**Short task**
In the data below, find every line that has the string "viel", and copy it.

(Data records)
■ ■ ■ ■ ■

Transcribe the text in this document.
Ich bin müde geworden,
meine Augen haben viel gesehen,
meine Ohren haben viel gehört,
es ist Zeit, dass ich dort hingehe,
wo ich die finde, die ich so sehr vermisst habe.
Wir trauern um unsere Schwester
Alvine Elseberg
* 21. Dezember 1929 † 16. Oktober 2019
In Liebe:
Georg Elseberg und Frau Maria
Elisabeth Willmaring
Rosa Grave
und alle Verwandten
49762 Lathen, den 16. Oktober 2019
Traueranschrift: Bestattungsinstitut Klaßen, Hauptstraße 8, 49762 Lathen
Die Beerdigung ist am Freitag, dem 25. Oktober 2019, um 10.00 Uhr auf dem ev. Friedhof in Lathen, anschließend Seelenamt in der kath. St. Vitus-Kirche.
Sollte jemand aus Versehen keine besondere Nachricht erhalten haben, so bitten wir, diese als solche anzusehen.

■ ■ ■ ■ ■

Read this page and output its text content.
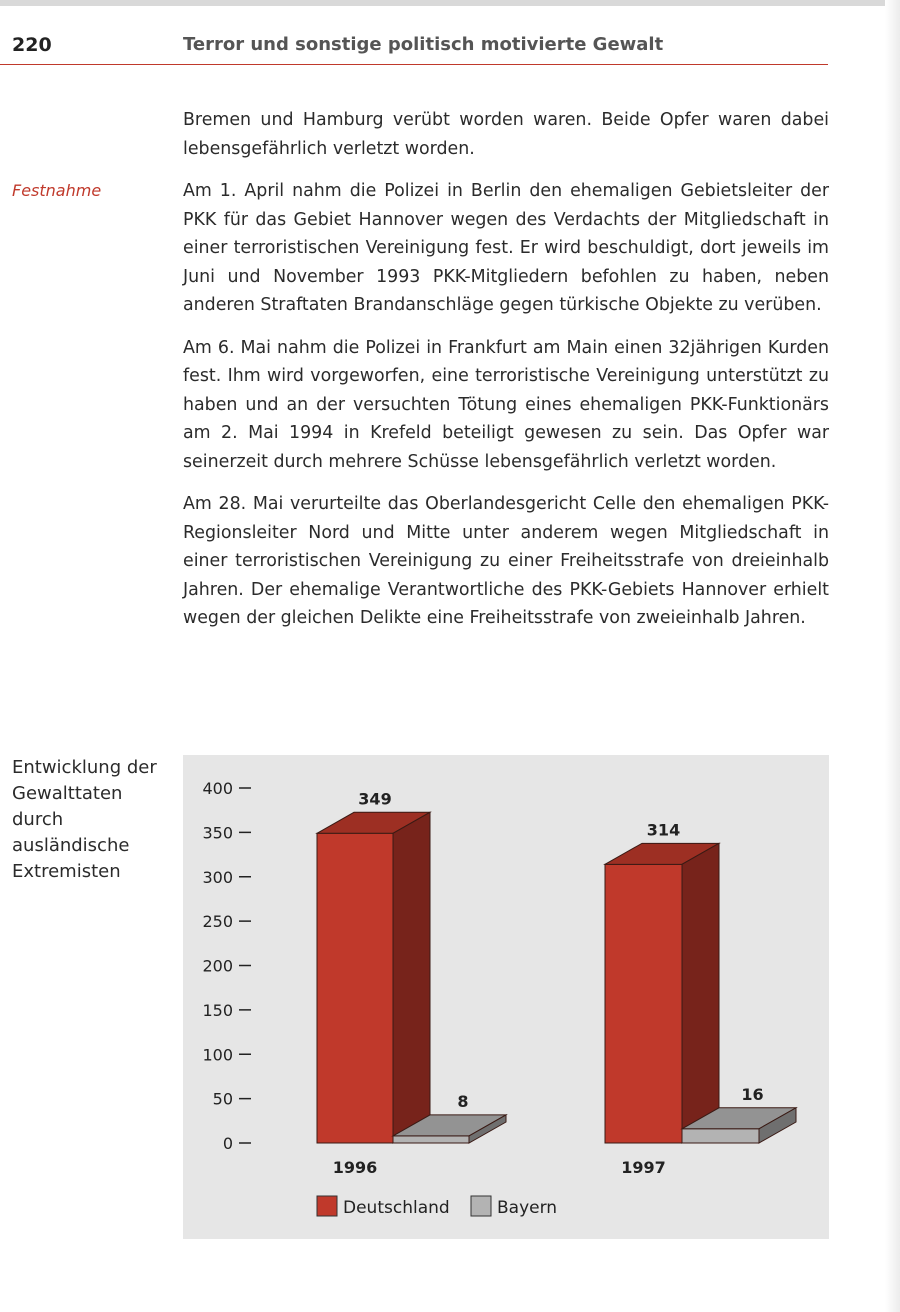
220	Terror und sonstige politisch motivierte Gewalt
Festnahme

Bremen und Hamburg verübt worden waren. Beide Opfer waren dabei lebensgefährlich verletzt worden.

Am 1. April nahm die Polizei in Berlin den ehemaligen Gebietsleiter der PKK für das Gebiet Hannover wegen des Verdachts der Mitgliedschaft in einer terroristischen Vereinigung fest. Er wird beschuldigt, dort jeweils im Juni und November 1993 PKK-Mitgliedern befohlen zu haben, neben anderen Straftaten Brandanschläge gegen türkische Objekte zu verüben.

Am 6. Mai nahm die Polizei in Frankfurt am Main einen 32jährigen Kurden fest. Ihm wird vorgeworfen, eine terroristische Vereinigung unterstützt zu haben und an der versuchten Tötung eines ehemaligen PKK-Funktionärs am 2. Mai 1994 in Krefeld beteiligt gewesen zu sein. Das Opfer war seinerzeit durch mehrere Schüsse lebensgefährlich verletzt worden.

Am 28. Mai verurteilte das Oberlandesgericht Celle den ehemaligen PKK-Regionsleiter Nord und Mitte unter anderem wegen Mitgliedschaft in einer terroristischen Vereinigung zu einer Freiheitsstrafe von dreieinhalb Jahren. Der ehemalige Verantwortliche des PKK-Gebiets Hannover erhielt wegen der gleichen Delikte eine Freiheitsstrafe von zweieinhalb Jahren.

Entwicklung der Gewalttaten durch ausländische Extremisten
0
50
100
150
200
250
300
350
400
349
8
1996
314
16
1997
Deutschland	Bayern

■ ■ ■ ■ ■

**Exercise response**
meine Augen haben viel gesehen,
meine Ohren haben viel gehört,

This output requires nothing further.